Print the data that follows exactly.

Entries shown:

>>>>

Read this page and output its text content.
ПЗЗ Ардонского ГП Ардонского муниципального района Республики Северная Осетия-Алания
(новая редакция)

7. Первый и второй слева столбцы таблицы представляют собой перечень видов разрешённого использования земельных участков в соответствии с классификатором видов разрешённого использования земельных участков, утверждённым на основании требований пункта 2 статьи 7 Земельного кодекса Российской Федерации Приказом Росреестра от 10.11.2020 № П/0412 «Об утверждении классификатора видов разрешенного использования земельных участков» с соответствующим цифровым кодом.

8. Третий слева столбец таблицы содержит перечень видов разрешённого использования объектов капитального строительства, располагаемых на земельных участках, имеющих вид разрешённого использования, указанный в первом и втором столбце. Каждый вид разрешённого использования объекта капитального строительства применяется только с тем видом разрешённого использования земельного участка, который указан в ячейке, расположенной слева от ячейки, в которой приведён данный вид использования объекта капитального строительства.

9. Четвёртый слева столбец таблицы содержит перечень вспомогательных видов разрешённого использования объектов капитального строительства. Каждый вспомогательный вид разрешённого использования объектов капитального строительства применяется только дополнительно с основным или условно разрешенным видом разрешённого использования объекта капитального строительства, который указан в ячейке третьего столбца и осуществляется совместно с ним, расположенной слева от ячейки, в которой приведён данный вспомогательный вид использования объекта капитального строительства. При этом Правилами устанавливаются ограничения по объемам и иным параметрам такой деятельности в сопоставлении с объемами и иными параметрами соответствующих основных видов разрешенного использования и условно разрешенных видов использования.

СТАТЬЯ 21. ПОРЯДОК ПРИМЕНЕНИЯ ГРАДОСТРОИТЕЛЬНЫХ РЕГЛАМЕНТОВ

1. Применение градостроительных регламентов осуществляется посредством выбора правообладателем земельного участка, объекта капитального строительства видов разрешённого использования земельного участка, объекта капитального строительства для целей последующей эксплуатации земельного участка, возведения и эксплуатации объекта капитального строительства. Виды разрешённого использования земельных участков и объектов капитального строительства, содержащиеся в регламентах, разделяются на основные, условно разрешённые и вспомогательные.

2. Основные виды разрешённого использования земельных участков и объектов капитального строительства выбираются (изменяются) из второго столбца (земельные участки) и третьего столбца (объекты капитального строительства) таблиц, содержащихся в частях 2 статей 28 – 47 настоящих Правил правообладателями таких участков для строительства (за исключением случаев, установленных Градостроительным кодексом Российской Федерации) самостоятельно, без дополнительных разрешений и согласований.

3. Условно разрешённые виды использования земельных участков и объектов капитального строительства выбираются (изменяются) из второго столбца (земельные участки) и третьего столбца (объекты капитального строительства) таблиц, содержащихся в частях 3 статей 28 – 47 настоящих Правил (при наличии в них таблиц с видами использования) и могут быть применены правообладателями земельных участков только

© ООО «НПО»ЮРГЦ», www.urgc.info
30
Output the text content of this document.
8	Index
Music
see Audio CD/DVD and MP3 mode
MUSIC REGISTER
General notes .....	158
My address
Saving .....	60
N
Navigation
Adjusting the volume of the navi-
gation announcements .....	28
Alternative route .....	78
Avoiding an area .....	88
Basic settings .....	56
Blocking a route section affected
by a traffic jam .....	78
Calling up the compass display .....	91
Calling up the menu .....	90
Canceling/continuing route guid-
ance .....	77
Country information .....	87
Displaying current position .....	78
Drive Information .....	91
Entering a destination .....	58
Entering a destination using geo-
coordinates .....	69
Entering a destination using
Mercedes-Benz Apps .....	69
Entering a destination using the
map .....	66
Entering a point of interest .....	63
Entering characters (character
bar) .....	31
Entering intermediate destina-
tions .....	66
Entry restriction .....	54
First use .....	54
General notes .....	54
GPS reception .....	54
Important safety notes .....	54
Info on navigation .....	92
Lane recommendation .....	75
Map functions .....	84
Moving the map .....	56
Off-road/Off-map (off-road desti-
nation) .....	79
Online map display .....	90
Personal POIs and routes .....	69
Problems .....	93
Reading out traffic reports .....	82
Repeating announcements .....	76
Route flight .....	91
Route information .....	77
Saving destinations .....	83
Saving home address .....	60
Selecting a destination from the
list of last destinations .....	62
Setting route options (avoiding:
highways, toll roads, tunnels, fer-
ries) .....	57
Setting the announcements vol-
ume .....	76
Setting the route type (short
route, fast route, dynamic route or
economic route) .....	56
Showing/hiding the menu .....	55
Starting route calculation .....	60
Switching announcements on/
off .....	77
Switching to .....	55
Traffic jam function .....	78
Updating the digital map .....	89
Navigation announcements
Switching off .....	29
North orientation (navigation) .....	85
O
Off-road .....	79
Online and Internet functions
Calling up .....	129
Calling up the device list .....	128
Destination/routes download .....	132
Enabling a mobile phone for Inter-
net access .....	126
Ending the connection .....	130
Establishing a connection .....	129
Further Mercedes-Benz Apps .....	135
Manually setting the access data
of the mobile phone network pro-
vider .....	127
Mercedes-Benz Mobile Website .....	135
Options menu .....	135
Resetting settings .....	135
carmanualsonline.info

<<<<

Result of the task:
Read this page and output its text content.
ПЗЗ Ардонского ГП Ардонского муниципального района Республики Северная Осетия-Алания
(новая редакция)

7. Первый и второй слева столбцы таблицы представляют собой перечень видов разрешённого использования земельных участков в соответствии с классификатором видов разрешённого использования земельных участков, утверждённым на основании требований пункта 2 статьи 7 Земельного кодекса Российской Федерации Приказом Росреестра от 10.11.2020 № П/0412 «Об утверждении классификатора видов разрешенного использования земельных участков» с соответствующим цифровым кодом.

8. Третий слева столбец таблицы содержит перечень видов разрешённого использования объектов капитального строительства, располагаемых на земельных участках, имеющих вид разрешённого использования, указанный в первом и втором столбце. Каждый вид разрешённого использования объекта капитального строительства применяется только с тем видом разрешённого использования земельного участка, который указан в ячейке, расположенной слева от ячейки, в которой приведён данный вид использования объекта капитального строительства.

9. Четвёртый слева столбец таблицы содержит перечень вспомогательных видов разрешённого использования объектов капитального строительства. Каждый вспомогательный вид разрешённого использования объектов капитального строительства применяется только дополнительно с основным или условно разрешенным видом разрешённого использования объекта капитального строительства, который указан в ячейке третьего столбца и осуществляется совместно с ним, расположенной слева от ячейки, в которой приведён данный вспомогательный вид использования объекта капитального строительства. При этом Правилами устанавливаются ограничения по объемам и иным параметрам такой деятельности в сопоставлении с объемами и иными параметрами соответствующих основных видов разрешенного использования и условно разрешенных видов использования.

СТАТЬЯ 21. ПОРЯДОК ПРИМЕНЕНИЯ ГРАДОСТРОИТЕЛЬНЫХ РЕГЛАМЕНТОВ

1. Применение градостроительных регламентов осуществляется посредством выбора правообладателем земельного участка, объекта капитального строительства видов разрешённого использования земельного участка, объекта капитального строительства для целей последующей эксплуатации земельного участка, возведения и эксплуатации объекта капитального строительства. Виды разрешённого использования земельных участков и объектов капитального строительства, содержащиеся в регламентах, разделяются на основные, условно разрешённые и вспомогательные.

2. Основные виды разрешённого использования земельных участков и объектов капитального строительства выбираются (изменяются) из второго столбца (земельные участки) и третьего столбца (объекты капитального строительства) таблиц, содержащихся в частях 2 статей 28 – 47 настоящих Правил правообладателями таких участков для строительства (за исключением случаев, установленных Градостроительным кодексом Российской Федерации) самостоятельно, без дополнительных разрешений и согласований.

3. Условно разрешённые виды использования земельных участков и объектов капитального строительства выбираются (изменяются) из второго столбца (земельные участки) и третьего столбца (объекты капитального строительства) таблиц, содержащихся в частях 3 статей 28 – 47 настоящих Правил (при наличии в них таблиц с видами использования) и могут быть применены правообладателями земельных участков только

© ООО «НПО»ЮРГЦ», www.urgc.info
30
Output the text content of this document.
8	Index
Music
see Audio CD/DVD and MP3 mode
MUSIC REGISTER
General notes .....	158
My address
Saving .....	60
N
Navigation
Adjusting the volume of the navi-
gation announcements .....	28
Alternative route .....	78
Avoiding an area .....	88
Basic settings .....	56
Blocking a route section affected
by a traffic jam .....	78
Calling up the compass display .....	91
Calling up the menu .....	90
Canceling/continuing route guid-
ance .....	77
Country information .....	87
Displaying current position .....	78
Drive Information .....	91
Entering a destination .....	58
Entering a destination using geo-
coordinates .....	69
Entering a destination using
Mercedes-Benz Apps .....	69
Entering a destination using the
map .....	66
Entering a point of interest .....	63
Entering characters (character
bar) .....	31
Entering intermediate destina-
tions .....	66
Entry restriction .....	54
First use .....	54
General notes .....	54
GPS reception .....	54
Important safety notes .....	54
Info on navigation .....	92
Lane recommendation .....	75
Map functions .....	84
Moving the map .....	56
Off-road/Off-map (off-road desti-
nation) .....	79
Online map display .....	90
Personal POIs and routes .....	69
Problems .....	93
Reading out traffic reports .....	82
Repeating announcements .....	76
Route flight .....	91
Route information .....	77
Saving destinations .....	83
Saving home address .....	60
Selecting a destination from the
list of last destinations .....	62
Setting route options (avoiding:
highways, toll roads, tunnels, fer-
ries) .....	57
Setting the announcements vol-
ume .....	76
Setting the route type (short
route, fast route, dynamic route or
economic route) .....	56
Showing/hiding the menu .....	55
Starting route calculation .....	60
Switching announcements on/
off .....	77
Switching to .....	55
Traffic jam function .....	78
Updating the digital map .....	89
Navigation announcements
Switching off .....	29
North orientation (navigation) .....	85
O
Off-road .....	79
Online and Internet functions
Calling up .....	129
Calling up the device list .....	128
Destination/routes download .....	132
Enabling a mobile phone for Inter-
net access .....	126
Ending the connection .....	130
Establishing a connection .....	129
Further Mercedes-Benz Apps .....	135
Manually setting the access data
of the mobile phone network pro-
vider .....	127
Mercedes-Benz Mobile Website .....	135
Options menu .....	135
Resetting settings .....	135
carmanualsonline.info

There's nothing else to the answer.